--- WORK INSTRUCTIONS ---
Find each line containing the string "features". Copy it.

********************

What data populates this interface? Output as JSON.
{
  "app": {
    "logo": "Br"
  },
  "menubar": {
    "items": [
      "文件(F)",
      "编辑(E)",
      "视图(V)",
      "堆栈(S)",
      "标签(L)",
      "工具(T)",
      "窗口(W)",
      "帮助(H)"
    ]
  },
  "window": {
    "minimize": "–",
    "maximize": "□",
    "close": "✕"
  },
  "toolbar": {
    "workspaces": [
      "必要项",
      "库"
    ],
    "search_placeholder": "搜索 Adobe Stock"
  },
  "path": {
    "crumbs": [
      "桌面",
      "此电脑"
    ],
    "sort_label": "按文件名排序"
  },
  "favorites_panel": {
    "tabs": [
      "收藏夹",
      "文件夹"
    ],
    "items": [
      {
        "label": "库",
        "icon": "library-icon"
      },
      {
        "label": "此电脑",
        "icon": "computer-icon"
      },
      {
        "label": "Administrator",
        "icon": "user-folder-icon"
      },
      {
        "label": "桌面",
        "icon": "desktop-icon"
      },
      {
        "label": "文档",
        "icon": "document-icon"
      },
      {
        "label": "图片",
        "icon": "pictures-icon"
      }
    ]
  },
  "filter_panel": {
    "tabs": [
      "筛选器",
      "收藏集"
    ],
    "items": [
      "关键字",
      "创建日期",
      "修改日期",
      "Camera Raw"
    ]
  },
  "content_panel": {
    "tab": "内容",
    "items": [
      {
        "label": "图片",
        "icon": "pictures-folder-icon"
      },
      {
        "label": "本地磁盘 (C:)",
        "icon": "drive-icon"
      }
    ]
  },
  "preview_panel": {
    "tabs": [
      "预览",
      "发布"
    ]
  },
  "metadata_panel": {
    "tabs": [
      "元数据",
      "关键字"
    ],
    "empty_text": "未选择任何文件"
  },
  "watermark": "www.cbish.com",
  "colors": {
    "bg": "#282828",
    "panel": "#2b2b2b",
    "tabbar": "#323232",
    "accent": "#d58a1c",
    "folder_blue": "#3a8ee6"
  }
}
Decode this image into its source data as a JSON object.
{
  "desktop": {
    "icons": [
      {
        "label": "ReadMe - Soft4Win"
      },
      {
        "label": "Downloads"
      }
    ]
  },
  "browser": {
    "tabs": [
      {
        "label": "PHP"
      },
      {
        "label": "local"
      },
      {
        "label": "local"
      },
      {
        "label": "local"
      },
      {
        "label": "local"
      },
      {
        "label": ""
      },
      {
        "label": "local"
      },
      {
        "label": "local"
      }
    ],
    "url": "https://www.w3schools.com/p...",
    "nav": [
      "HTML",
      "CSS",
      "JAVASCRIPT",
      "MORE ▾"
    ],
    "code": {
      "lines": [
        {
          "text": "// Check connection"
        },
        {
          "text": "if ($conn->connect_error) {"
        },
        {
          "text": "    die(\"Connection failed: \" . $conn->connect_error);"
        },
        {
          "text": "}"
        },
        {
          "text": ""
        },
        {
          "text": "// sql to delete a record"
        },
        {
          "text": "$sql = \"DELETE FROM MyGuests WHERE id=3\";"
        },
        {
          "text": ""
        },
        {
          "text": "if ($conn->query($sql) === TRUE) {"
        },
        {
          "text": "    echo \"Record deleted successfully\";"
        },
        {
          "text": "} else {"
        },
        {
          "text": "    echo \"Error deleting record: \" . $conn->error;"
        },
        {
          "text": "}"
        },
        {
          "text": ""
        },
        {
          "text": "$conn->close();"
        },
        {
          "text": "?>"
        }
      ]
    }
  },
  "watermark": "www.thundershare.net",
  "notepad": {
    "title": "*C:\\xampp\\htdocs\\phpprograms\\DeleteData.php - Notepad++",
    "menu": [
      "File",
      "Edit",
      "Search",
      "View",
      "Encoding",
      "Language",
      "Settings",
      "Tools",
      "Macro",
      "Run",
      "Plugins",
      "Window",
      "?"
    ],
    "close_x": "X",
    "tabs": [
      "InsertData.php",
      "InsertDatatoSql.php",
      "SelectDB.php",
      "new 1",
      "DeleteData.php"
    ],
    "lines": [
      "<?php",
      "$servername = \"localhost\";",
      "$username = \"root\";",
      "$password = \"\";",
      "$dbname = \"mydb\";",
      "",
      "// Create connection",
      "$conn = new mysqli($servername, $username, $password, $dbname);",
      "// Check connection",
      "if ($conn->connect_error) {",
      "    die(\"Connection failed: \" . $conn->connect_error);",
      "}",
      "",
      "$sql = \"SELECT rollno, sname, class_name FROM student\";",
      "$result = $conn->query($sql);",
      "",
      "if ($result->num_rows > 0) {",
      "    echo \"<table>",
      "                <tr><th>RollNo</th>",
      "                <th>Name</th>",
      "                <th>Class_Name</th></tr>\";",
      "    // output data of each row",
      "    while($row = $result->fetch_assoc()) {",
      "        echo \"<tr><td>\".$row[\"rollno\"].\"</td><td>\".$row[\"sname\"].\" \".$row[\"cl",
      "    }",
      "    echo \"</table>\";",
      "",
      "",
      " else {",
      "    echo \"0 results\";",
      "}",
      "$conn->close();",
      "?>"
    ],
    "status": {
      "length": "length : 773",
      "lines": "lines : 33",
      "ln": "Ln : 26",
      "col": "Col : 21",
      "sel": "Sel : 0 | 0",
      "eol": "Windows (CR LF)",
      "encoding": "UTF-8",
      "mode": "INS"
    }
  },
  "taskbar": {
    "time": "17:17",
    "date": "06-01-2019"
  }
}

********************

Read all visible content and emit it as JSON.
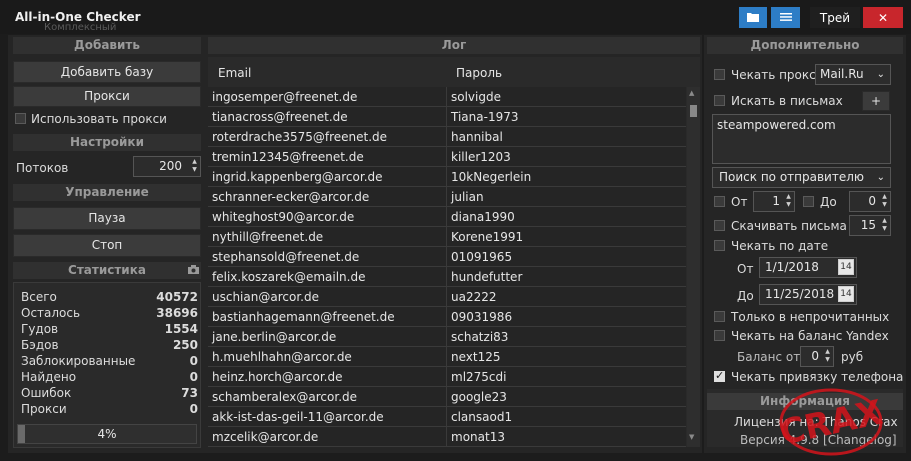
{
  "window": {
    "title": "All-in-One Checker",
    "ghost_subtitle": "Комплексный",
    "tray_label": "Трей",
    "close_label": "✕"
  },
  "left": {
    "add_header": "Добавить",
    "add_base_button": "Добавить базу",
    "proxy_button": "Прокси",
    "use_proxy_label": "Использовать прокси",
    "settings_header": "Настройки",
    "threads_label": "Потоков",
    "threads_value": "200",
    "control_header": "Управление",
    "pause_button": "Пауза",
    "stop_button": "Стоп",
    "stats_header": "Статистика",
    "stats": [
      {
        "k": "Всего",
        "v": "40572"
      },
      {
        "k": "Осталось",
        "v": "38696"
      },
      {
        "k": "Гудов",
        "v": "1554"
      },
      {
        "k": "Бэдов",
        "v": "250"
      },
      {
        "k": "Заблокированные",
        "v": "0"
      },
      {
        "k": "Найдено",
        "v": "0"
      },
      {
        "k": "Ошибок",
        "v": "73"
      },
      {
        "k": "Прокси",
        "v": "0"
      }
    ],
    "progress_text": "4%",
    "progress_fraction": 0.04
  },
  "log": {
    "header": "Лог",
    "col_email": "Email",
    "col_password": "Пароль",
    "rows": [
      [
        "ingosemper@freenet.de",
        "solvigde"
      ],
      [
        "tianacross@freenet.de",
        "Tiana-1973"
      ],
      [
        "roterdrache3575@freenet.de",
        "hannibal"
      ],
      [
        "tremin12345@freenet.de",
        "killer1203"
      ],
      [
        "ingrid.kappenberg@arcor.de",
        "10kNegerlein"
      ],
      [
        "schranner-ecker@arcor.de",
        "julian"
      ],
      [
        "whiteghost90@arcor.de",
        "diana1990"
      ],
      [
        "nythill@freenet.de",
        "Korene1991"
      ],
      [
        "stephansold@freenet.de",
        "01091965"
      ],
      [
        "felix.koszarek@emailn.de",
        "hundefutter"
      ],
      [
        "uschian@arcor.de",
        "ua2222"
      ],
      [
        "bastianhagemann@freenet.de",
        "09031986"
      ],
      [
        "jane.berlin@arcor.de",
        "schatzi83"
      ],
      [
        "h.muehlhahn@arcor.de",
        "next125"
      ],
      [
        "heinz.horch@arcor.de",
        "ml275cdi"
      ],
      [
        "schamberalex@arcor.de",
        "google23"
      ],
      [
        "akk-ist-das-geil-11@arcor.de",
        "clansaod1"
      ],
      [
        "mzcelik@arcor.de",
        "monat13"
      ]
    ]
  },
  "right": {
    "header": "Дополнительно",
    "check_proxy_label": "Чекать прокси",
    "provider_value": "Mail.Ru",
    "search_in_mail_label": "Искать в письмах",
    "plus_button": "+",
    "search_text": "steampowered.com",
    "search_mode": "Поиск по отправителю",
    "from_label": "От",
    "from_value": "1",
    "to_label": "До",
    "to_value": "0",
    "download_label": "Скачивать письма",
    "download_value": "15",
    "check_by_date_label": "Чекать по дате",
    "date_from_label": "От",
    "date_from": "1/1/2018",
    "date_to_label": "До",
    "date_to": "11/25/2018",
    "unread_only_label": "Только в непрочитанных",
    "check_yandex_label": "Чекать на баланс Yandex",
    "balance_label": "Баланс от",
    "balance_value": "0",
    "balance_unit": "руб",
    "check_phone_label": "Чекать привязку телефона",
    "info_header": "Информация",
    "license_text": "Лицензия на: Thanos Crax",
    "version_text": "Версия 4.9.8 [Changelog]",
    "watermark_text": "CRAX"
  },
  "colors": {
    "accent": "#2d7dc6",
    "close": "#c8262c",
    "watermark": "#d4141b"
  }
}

********************

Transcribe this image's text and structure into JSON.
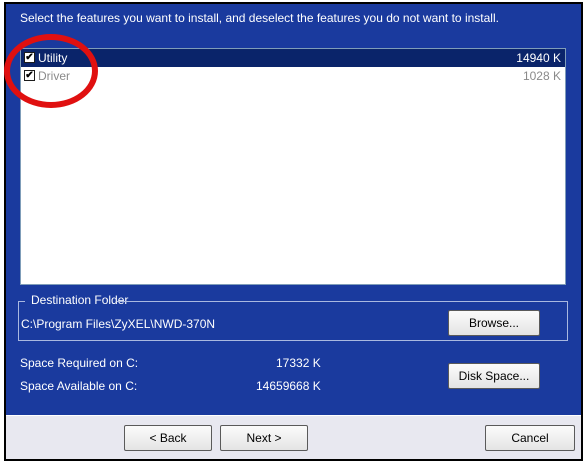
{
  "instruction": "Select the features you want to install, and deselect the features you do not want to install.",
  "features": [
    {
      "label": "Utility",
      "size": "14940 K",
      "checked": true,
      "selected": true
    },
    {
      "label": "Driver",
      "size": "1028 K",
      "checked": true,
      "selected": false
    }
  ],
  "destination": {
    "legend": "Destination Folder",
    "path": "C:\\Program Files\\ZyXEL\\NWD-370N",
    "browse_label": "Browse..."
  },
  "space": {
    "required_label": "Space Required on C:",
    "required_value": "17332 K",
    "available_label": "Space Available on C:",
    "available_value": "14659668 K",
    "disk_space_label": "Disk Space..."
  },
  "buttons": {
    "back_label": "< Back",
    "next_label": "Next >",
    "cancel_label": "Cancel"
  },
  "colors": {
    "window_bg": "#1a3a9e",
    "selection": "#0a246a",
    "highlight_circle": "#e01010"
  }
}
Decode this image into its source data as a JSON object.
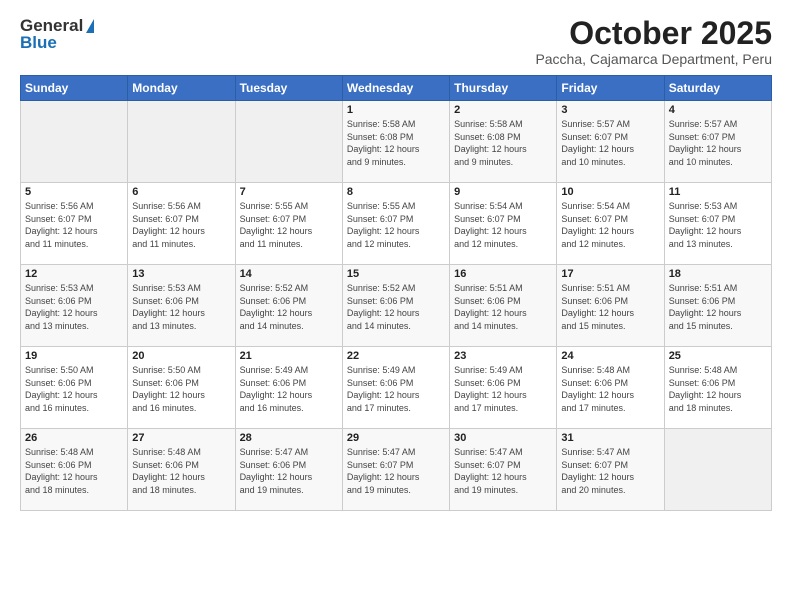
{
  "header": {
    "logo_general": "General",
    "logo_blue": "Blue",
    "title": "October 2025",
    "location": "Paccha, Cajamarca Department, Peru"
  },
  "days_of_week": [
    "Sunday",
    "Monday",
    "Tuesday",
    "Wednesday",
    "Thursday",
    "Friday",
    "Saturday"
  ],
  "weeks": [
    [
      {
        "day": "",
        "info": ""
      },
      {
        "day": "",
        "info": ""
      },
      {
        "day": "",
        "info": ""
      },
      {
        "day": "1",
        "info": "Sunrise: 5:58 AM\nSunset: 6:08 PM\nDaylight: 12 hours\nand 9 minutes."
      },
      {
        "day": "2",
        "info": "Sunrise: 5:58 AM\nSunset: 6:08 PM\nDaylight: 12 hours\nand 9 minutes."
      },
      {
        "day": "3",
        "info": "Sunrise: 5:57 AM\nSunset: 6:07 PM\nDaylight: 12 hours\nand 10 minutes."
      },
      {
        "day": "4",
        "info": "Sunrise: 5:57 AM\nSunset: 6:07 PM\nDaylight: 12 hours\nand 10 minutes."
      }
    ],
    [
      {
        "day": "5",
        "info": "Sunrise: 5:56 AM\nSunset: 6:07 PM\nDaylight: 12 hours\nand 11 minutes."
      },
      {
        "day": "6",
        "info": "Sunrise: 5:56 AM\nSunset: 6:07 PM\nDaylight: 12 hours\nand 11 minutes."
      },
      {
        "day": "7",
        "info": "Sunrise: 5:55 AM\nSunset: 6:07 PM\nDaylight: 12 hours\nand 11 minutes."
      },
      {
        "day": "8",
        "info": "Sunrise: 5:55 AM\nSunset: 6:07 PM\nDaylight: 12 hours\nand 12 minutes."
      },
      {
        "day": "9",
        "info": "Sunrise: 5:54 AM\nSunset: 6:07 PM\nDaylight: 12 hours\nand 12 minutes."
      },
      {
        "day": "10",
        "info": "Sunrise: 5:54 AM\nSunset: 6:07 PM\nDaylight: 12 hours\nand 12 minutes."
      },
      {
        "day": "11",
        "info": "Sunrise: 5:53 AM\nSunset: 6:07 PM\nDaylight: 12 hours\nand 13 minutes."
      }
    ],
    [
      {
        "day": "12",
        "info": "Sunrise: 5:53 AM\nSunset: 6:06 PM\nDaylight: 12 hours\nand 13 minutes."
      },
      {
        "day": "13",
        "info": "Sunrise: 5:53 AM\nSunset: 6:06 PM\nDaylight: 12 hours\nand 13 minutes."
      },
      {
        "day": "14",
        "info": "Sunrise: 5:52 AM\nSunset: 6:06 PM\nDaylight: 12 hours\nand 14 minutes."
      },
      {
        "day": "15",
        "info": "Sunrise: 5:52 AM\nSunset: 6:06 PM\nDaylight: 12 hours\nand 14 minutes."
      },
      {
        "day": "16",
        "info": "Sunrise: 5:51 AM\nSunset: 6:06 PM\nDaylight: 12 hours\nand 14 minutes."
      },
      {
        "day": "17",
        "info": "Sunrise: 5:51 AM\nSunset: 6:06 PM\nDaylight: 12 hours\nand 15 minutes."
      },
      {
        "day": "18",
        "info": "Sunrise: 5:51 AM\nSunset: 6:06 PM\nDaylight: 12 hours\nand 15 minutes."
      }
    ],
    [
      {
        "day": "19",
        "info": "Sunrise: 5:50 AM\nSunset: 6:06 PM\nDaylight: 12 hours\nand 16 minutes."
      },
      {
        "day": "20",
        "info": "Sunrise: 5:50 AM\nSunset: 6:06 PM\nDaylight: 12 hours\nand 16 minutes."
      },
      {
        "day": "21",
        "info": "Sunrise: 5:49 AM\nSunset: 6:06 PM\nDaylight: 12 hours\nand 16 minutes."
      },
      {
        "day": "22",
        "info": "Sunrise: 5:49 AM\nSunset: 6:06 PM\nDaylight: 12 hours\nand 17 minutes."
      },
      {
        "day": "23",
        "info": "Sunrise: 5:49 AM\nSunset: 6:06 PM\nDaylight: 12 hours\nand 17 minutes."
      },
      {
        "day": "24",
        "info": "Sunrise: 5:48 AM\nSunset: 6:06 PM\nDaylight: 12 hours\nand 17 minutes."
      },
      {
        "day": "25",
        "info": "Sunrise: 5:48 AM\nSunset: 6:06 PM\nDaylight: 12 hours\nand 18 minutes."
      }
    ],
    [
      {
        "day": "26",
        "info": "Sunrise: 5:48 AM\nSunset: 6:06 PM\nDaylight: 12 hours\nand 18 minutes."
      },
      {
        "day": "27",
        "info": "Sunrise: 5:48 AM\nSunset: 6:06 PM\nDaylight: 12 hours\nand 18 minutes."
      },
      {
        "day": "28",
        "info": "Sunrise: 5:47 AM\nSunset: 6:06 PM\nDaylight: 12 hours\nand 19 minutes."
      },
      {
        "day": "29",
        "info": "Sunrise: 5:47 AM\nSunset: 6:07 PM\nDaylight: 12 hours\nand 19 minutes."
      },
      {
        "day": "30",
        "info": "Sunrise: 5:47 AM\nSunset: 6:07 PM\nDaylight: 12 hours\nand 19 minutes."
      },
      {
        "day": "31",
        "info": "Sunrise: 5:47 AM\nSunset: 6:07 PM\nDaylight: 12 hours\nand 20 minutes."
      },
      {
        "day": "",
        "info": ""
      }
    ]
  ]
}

********************

--- EXERCISE SOLUTION ---
  "instruction": "Select the features you want to install, and deselect the features you do not want to install.",
  "features": [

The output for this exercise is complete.